> _Document passage_
---
For a long time, perhaps even until my university years , I romantically viewed myself as an observer of life (versus a participator). In retrospect this was probably a protective mechanism. Still, I observed and I created and I lived vicariously through my own imagination. Oddly, I did have a social life, with friends, girlfriends and a lot of partying, so I was participating to a degree. State of mind, I guess.

I always believed I would eventually find a platform for my ideas and write more frequently but then my talents in math and science compelled me forward into a more stable career path. Very pragmatic of me I know .Interestingly enough though I remember the thrill I would get when I got a good grade in English class or got to be part of the debate team in high school. Something funnily enough that meant so much more to me than similar outcome in Biology or Statistics .

This is further highlighted by two particular incidences that happened just after I had completed high school.The first was my young brother informing me that my former English teacher had referenced some of my essays from my time in his class as an example to his current class.The second and more memorable was a conversation I had with the same English teacher, shortly before I left for university.He expressed surprise when I told him I was going to major in Biotechnology at university , he responded, “I assumed you would be an English major,” and in that brief moment I flirted with that idea.I remember thinking to myself really? me?.Needless to say, the idea of being an English major at the time seemed to terrifying and intimidating.
---
> _Extracted data_
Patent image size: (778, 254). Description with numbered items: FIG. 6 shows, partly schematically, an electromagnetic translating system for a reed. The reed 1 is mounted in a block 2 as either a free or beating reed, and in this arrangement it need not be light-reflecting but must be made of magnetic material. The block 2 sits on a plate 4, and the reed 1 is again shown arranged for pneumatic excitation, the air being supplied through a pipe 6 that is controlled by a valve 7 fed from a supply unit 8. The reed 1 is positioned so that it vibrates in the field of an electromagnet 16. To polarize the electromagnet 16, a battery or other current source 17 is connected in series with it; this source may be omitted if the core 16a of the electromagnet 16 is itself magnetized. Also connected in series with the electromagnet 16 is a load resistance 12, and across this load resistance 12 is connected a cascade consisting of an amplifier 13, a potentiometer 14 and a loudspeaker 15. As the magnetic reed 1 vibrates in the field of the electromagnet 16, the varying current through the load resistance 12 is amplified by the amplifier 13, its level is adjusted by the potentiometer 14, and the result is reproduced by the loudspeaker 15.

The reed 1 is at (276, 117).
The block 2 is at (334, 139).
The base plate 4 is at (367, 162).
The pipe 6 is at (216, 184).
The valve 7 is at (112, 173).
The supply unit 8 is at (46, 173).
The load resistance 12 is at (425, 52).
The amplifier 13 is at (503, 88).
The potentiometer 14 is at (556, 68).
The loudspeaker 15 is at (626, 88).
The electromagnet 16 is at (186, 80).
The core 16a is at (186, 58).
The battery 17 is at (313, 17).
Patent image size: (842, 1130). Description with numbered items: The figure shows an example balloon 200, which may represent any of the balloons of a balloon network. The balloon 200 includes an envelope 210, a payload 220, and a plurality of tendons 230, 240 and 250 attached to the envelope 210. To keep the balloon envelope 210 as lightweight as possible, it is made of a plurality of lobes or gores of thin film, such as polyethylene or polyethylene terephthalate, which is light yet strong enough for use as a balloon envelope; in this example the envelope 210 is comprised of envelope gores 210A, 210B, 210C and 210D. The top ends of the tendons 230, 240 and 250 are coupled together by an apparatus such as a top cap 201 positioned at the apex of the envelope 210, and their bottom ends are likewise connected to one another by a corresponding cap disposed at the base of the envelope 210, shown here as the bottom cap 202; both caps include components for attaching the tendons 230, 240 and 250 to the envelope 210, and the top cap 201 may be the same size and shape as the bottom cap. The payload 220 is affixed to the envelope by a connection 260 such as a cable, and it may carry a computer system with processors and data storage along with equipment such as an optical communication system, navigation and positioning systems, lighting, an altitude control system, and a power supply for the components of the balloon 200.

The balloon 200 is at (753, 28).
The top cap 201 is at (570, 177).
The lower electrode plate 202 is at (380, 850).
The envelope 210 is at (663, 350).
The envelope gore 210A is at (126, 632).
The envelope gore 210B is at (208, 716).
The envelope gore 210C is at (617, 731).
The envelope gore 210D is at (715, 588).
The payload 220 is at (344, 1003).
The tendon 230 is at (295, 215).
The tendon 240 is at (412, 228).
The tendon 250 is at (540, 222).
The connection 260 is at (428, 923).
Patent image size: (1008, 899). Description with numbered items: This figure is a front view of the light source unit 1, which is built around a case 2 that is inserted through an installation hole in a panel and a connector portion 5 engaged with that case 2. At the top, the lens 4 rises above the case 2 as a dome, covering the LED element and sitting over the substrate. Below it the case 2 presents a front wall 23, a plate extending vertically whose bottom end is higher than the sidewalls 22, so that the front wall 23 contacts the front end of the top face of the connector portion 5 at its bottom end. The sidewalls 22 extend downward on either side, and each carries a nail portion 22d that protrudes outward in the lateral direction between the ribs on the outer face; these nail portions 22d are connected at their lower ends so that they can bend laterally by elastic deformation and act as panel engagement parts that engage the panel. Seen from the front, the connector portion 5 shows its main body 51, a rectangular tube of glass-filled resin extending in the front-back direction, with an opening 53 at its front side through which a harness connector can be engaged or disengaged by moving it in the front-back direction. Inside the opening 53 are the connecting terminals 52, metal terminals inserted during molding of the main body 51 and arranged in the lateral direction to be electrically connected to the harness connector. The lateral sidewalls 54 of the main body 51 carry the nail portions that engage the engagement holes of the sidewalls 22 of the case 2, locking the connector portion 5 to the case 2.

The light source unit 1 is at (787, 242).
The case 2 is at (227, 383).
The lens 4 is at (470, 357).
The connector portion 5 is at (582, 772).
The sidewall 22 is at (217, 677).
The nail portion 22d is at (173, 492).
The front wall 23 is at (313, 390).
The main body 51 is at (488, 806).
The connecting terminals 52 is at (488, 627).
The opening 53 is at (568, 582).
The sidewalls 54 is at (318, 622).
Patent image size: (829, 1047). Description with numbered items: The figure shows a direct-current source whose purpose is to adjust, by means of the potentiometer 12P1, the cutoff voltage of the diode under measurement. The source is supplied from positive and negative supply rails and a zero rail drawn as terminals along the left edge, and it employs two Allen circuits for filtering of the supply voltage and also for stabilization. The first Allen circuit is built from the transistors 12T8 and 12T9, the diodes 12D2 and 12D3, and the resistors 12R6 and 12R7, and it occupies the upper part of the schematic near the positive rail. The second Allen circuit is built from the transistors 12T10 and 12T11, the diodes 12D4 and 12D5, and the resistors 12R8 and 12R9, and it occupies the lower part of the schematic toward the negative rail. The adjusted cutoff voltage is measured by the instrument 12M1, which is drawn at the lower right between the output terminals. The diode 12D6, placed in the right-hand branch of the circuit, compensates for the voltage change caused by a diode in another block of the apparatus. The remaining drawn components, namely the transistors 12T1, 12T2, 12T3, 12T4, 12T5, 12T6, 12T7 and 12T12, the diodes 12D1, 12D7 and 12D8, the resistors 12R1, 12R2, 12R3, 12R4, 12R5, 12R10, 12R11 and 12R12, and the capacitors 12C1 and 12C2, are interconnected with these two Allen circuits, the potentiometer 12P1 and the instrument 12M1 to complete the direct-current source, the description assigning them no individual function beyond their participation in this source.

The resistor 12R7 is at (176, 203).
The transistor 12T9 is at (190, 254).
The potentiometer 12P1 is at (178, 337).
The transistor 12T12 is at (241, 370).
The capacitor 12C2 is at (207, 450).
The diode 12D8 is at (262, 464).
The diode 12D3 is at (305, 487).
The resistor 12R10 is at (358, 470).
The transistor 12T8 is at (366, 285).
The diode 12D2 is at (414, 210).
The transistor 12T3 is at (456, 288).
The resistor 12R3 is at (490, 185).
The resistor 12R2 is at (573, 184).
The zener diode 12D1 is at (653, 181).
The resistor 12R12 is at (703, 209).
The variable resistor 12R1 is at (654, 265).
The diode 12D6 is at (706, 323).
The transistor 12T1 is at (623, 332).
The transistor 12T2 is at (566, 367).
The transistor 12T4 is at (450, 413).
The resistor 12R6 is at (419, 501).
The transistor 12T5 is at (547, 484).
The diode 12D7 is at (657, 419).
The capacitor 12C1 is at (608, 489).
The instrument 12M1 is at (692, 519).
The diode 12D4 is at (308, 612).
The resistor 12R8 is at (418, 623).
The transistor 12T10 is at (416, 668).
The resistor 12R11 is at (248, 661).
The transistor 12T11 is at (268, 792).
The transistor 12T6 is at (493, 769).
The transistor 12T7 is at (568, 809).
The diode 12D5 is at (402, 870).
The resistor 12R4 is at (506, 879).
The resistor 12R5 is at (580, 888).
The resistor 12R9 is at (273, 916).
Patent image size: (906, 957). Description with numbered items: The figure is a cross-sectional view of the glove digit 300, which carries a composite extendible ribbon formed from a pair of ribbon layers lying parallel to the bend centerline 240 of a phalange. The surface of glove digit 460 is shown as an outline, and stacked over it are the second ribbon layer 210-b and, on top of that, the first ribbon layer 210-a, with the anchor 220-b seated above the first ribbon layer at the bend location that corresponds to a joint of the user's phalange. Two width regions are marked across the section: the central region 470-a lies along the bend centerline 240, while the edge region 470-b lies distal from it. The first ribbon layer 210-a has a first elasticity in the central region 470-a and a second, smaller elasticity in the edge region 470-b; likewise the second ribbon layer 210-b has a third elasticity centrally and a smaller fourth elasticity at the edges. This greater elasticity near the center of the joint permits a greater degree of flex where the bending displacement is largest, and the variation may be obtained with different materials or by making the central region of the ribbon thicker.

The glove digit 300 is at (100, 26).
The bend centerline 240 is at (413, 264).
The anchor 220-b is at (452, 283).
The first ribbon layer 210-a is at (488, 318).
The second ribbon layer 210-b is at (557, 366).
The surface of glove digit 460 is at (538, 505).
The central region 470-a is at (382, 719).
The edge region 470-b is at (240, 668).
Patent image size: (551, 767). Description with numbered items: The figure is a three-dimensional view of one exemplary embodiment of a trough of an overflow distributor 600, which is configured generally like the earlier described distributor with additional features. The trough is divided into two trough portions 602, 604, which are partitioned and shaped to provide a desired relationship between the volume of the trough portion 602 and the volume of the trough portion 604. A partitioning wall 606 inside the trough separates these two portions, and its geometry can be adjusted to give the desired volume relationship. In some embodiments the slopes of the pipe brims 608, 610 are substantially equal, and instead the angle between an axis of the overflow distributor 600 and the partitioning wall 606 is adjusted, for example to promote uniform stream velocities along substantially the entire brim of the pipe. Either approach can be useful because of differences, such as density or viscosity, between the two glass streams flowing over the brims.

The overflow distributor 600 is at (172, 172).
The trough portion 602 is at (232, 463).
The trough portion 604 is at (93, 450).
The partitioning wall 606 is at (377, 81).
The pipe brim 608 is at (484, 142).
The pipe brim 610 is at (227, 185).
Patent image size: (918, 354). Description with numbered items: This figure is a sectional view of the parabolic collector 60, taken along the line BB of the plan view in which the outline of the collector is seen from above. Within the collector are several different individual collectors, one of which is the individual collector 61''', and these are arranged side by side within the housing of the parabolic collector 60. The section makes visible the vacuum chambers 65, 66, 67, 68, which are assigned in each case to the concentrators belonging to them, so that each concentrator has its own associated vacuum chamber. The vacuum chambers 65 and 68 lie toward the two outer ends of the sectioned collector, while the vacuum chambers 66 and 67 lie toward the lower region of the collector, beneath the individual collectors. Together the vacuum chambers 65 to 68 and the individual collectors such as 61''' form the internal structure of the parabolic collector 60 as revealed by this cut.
---
> _Directions_
- A) Retype the stretch of the essay from "I always believed" through "or Statistics .".
- B) Answer these questions using the essay:
(i) What subject did the writer plan to major in at university?
(ii) Who told the writer that the former English teacher had used the writer's essays as examples for a later class?
(iii) Besides getting a good grade in English class, what high school experience does the essay name as a thrill?

> _Answers for each item_
- A)
I always believed I would eventually find a platform for my ideas and write more frequently but then my talents in math and science compelled me forward into a more stable career path. Very pragmatic of me I know .Interestingly enough though I remember the thrill I would get when I got a good grade in English class or got to be part of the debate team in high school. Something funnily enough that meant so much more to me than similar outcome in Biology or Statistics .

- B)
(i) Biotechnology
(ii) The writer's young brother
(iii) Being part of the debate team